## Text
╔══

Criminal justice reform advocacy did not begin on May 25, 2020, when a police officer knelt on Floyd’s neck until he died in a brutal encounter captured on video. Nor has it ended with the spike in crime that’s hit major cities since then.

But progressive criminal justice reform burst into the mainstream so forcefully three years ago that lawmakers ushered in changes they may now find difficult to reverse.

“It’s a well-intentioned catastrophe,” Douglas Carswell, president and CEO of the Mississippi Center for Public Policy, told the Washington Examiner. “We can now begin to see what the effect of the defund-the-police, anti-incarceration agenda is having, and it’s been catastrophic.”

Some cities embraced the criminal justice reform movement more enthusiastically than others.

In Portland, Oregon, for example, local officials cut $15 million from their police budget in 2020 as the city experienced one of the longest and most heated racial protests in the country.

Minneapolis officials put a measure on the ballot in 2021 that would abolish the city’s police department and replace it with a reimagined Department of Public Safety.

Then-Chicago Mayor Lori Lightfoot, a Democrat, called on her city’s police department in 2020 to shed millions of dollars from its own budget by not filling vacant police jobs.

Three years later, virtually all of these cities had reversed course.

Portland leaders have added millions back to the police bureau’s budget.

Voters rejected the Minneapolis ballot measure, and the Minneapolis Police Department’s budget is larger now than before Floyd’s death.

In Chicago, Lightfoot proposed a $64 million funding boost to its police budget for this fiscal year, and the Chicago Police Department in March launched new programs to recruit officers from other cities to address its officer shortage.

╚══

## Listed entries
╔══

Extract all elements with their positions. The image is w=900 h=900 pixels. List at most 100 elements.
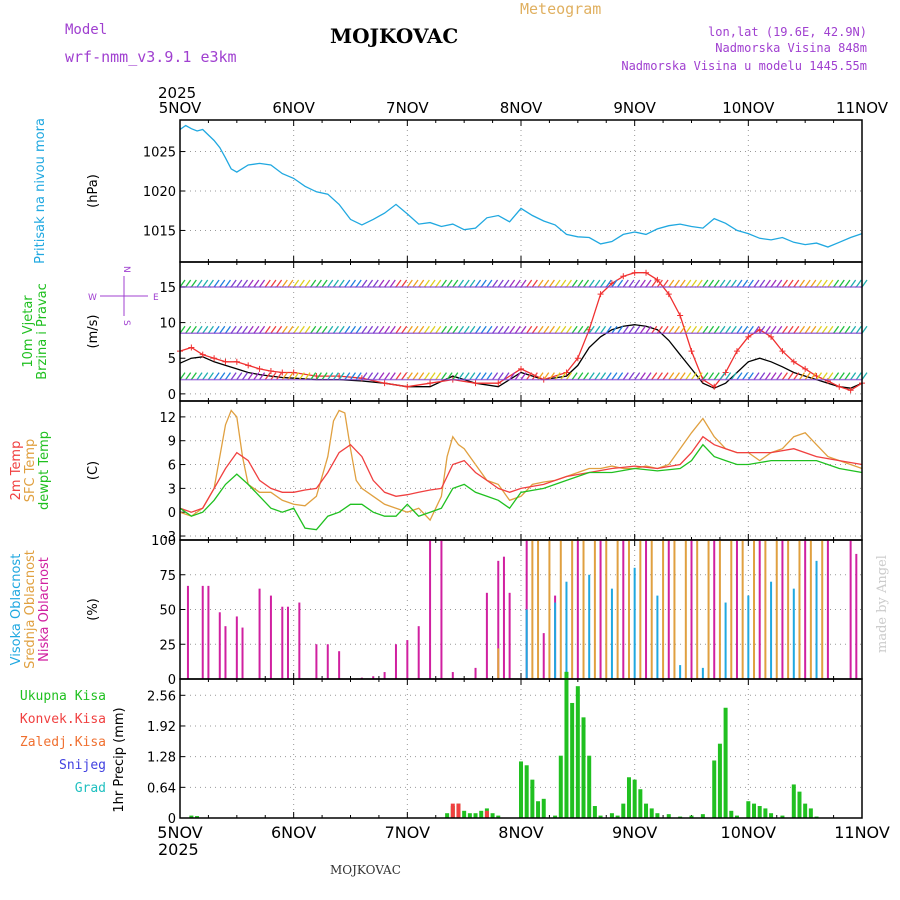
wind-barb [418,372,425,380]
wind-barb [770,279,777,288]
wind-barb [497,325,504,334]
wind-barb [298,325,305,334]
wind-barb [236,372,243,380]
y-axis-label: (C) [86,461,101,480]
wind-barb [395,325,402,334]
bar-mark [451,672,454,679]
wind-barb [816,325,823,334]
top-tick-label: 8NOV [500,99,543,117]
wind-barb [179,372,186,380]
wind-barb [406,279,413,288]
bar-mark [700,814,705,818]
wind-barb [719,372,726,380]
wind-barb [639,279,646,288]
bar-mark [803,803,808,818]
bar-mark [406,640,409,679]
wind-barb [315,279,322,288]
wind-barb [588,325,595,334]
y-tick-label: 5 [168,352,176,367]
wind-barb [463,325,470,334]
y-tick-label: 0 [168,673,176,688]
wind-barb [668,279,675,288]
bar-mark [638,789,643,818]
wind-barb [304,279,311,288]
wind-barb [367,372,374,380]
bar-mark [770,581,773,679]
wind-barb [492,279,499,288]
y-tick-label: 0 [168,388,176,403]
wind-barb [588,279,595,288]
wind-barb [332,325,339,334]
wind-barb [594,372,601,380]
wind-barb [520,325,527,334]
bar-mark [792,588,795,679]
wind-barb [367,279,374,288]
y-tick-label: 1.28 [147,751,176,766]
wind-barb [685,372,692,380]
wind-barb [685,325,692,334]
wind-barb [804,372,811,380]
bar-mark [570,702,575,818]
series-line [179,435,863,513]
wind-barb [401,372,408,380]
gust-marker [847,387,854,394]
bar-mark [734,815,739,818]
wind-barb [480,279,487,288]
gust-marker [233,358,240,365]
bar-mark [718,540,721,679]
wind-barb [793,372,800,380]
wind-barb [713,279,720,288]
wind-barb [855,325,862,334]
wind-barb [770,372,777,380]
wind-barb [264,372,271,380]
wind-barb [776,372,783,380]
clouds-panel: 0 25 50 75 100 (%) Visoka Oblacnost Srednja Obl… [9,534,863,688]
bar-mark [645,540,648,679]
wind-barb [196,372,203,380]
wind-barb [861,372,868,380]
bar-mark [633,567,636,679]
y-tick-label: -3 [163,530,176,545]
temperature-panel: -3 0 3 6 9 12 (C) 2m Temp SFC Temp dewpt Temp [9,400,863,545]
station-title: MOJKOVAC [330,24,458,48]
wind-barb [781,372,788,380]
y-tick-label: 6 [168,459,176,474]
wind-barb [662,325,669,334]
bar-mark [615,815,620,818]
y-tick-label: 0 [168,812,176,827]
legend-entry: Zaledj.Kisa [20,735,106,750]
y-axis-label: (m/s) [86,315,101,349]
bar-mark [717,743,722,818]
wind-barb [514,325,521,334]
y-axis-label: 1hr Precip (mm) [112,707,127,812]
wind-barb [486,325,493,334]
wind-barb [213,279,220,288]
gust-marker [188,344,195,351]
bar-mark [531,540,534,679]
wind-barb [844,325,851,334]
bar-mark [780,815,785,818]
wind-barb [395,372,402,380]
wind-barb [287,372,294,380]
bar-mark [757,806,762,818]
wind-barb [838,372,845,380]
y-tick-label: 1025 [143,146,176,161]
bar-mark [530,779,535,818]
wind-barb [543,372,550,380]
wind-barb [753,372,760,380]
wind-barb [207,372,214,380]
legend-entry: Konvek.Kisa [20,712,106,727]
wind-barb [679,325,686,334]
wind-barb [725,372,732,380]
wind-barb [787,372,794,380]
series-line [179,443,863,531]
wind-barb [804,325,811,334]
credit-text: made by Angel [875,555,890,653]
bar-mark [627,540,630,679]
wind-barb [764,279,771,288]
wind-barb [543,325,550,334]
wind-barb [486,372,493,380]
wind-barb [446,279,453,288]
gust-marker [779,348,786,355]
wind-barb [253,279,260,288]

╚══

## Instruction 1
Answer the following questions using the text on criminal justice reform.
(a) How much did Portland officials cut from the police budget in 2020?
(b) What would the 2021 Minneapolis ballot measure have replaced the city's police department with?
(c) What funding boost did Lightfoot propose for the Chicago police budget for this fiscal year?
## Instruction 2
Carry on the text about criminal justice reform, picking up after its final sentence.

## Result 1
(a) $15 million.
(b) A reimagined Department of Public Safety.
(c) $64 million.

## Result 2
Still, some of the reforms implemented over the past few years remain in place in some jurisdictions, and some progressive candidates have continued to win races even as the criminal justice reform movement has lost steam.

Manhattan District Attorney Alvin Bragg won election in 2021 on a progressive platform despite the victory of Eric Adams, a tough-on-crime Democrat, in the mayoral contest that same year.

Mayor Brandon Johnson won election earlier this year in Chicago despite facing attacks from opponents on his past support for defunding police.

Nationally, opposition to the criminal justice agenda pushed by Democrats did not prove as politically salient as Republicans had hoped in the 2022 midterm elections.

The movement that caught fire in 2020 was so powerful, according to Christopher Ferguson, a psychology professor at Stetson University in Florida, in part because people had an inaccurate sense of the problems in policing.

“Like a lot of moral panics, it really is just a lot of beliefs that are founded on people’s fundamental lack of information about what’s happening,” Ferguson, who has studied the nexus of racial relations and police violence, told the Washington Examiner.

Ferguson noted that black men are, in general, “overrepresented as perpetrators and victims” of crime.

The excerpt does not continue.